## WHAT TO DO
Retype the material word for word.

━━ ROWS ━━

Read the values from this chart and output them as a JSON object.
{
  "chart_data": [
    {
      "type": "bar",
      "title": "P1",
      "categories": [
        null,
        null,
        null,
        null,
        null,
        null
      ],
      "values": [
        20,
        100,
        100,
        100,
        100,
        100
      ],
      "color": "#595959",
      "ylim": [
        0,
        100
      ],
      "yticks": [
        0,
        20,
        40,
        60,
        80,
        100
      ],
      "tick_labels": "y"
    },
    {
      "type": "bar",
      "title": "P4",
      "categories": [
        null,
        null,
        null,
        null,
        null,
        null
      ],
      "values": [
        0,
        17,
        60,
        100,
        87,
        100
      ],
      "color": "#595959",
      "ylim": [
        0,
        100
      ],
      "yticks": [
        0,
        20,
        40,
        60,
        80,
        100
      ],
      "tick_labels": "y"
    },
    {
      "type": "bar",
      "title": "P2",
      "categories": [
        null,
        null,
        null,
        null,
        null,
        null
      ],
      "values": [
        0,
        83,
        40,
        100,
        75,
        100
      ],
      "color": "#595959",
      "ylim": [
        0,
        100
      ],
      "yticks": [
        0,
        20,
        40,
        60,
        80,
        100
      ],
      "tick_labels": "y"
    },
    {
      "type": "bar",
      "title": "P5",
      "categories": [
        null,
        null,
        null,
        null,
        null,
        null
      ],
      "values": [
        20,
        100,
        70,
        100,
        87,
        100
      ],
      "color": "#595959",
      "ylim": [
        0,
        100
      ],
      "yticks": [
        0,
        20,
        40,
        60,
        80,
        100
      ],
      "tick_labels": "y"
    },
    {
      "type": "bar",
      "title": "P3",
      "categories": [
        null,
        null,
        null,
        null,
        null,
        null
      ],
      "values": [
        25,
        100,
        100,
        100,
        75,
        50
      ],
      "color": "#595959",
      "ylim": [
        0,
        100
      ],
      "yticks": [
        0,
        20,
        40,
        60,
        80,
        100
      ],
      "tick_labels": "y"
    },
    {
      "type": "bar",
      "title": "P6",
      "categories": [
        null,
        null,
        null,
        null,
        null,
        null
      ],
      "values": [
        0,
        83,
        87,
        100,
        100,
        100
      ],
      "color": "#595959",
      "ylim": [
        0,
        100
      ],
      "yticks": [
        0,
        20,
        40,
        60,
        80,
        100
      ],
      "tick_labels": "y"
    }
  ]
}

━━━

## CORRECT RESULT
Read the values from this chart and output them as a JSON object.
{
  "chart_data": [
    {
      "type": "bar",
      "title": "P1",
      "categories": [
        null,
        null,
        null,
        null,
        null,
        null
      ],
      "values": [
        20,
        100,
        100,
        100,
        100,
        100
      ],
      "color": "#595959",
      "ylim": [
        0,
        100
      ],
      "yticks": [
        0,
        20,
        40,
        60,
        80,
        100
      ],
      "tick_labels": "y"
    },
    {
      "type": "bar",
      "title": "P4",
      "categories": [
        null,
        null,
        null,
        null,
        null,
        null
      ],
      "values": [
        0,
        17,
        60,
        100,
        87,
        100
      ],
      "color": "#595959",
      "ylim": [
        0,
        100
      ],
      "yticks": [
        0,
        20,
        40,
        60,
        80,
        100
      ],
      "tick_labels": "y"
    },
    {
      "type": "bar",
      "title": "P2",
      "categories": [
        null,
        null,
        null,
        null,
        null,
        null
      ],
      "values": [
        0,
        83,
        40,
        100,
        75,
        100
      ],
      "color": "#595959",
      "ylim": [
        0,
        100
      ],
      "yticks": [
        0,
        20,
        40,
        60,
        80,
        100
      ],
      "tick_labels": "y"
    },
    {
      "type": "bar",
      "title": "P5",
      "categories": [
        null,
        null,
        null,
        null,
        null,
        null
      ],
      "values": [
        20,
        100,
        70,
        100,
        87,
        100
      ],
      "color": "#595959",
      "ylim": [
        0,
        100
      ],
      "yticks": [
        0,
        20,
        40,
        60,
        80,
        100
      ],
      "tick_labels": "y"
    },
    {
      "type": "bar",
      "title": "P3",
      "categories": [
        null,
        null,
        null,
        null,
        null,
        null
      ],
      "values": [
        25,
        100,
        100,
        100,
        75,
        50
      ],
      "color": "#595959",
      "ylim": [
        0,
        100
      ],
      "yticks": [
        0,
        20,
        40,
        60,
        80,
        100
      ],
      "tick_labels": "y"
    },
    {
      "type": "bar",
      "title": "P6",
      "categories": [
        null,
        null,
        null,
        null,
        null,
        null
      ],
      "values": [
        0,
        83,
        87,
        100,
        100,
        100
      ],
      "color": "#595959",
      "ylim": [
        0,
        100
      ],
      "yticks": [
        0,
        20,
        40,
        60,
        80,
        100
      ],
      "tick_labels": "y"
    }
  ]
}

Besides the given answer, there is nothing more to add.